** start Data provided **
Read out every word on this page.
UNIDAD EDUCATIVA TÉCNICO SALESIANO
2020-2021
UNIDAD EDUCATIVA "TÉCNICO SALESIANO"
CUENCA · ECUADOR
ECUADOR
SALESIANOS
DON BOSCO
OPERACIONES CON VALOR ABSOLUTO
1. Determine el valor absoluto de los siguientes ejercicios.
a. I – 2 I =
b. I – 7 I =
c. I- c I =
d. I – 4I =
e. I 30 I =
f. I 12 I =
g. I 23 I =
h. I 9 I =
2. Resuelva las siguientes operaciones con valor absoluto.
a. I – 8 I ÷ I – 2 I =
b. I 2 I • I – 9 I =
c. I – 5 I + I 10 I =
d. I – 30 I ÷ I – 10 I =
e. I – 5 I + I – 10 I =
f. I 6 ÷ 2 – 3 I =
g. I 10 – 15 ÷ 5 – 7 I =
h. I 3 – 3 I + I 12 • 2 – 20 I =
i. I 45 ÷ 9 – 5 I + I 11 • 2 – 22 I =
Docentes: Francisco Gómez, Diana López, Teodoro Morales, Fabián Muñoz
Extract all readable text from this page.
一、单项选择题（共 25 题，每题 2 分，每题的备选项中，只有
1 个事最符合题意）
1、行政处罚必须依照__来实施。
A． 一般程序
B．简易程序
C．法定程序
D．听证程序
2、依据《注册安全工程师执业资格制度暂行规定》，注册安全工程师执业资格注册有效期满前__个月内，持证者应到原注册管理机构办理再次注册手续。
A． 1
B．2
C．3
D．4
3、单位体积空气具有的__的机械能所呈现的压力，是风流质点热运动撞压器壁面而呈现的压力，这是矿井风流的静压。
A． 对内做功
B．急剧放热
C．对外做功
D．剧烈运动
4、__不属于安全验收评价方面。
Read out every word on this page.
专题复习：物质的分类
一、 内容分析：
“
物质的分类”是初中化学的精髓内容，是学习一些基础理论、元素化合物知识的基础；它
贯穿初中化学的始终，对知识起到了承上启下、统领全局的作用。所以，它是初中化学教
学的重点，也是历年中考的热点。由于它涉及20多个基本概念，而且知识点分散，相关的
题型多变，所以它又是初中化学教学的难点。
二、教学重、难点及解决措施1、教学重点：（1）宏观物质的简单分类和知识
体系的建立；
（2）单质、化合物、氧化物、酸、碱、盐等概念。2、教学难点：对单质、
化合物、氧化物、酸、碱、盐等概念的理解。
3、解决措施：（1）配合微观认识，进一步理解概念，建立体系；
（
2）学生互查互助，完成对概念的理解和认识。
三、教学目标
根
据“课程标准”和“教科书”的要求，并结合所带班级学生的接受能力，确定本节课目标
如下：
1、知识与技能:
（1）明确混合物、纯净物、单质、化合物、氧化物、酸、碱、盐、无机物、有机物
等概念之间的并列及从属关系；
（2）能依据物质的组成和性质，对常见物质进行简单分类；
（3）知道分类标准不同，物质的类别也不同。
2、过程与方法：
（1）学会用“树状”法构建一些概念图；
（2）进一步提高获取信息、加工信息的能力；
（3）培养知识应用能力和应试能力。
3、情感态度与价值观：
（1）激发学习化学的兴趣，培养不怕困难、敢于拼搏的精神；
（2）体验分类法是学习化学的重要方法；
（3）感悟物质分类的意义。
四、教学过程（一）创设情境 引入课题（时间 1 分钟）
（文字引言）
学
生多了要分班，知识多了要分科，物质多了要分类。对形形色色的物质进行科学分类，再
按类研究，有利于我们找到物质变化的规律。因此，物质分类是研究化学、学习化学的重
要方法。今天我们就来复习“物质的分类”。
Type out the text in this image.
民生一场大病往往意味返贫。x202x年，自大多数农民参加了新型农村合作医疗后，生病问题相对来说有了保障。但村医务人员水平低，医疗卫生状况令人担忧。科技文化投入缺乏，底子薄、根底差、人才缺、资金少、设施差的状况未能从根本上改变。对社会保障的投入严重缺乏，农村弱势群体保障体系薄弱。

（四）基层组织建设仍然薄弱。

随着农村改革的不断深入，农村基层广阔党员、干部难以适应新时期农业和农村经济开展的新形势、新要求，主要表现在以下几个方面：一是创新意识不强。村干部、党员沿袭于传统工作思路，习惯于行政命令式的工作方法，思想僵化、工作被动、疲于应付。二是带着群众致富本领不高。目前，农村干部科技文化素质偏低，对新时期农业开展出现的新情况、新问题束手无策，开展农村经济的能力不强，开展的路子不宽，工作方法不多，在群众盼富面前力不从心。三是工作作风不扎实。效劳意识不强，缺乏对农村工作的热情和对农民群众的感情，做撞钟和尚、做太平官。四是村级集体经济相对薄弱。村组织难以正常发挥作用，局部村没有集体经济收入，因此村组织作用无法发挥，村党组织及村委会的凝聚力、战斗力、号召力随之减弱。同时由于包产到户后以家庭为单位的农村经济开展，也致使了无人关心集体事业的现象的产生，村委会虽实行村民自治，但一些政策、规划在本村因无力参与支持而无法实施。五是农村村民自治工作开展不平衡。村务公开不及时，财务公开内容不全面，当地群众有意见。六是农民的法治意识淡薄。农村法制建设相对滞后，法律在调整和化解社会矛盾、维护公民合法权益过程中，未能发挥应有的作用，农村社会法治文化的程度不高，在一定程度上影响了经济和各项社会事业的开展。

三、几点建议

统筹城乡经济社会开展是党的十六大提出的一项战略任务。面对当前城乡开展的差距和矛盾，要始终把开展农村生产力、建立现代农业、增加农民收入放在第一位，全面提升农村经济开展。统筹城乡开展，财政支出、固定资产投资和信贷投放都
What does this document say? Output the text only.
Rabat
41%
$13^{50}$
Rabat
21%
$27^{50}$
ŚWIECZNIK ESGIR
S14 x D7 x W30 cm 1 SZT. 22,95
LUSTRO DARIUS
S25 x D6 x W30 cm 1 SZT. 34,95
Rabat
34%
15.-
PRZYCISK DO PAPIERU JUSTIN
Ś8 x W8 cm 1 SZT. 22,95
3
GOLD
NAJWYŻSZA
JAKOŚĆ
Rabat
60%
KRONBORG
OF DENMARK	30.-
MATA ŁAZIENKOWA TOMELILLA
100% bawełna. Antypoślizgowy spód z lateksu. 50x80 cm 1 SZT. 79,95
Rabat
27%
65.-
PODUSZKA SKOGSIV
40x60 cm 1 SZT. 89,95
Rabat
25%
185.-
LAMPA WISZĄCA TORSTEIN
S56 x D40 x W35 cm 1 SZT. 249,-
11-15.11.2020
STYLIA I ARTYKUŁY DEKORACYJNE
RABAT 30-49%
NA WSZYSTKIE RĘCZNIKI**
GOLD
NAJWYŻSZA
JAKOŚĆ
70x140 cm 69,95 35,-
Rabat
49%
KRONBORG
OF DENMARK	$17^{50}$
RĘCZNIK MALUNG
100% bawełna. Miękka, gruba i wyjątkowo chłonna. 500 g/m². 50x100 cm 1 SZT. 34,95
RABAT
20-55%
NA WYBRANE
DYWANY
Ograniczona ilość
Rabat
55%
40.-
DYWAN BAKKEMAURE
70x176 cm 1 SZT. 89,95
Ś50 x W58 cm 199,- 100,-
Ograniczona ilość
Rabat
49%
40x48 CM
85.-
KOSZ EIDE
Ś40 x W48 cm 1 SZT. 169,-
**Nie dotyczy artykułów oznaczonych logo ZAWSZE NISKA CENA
** end Data provided **
> [Stated goal]: Report how many lines of the listing above include the word "this". Say nothing but the number.

> [Written response]: 5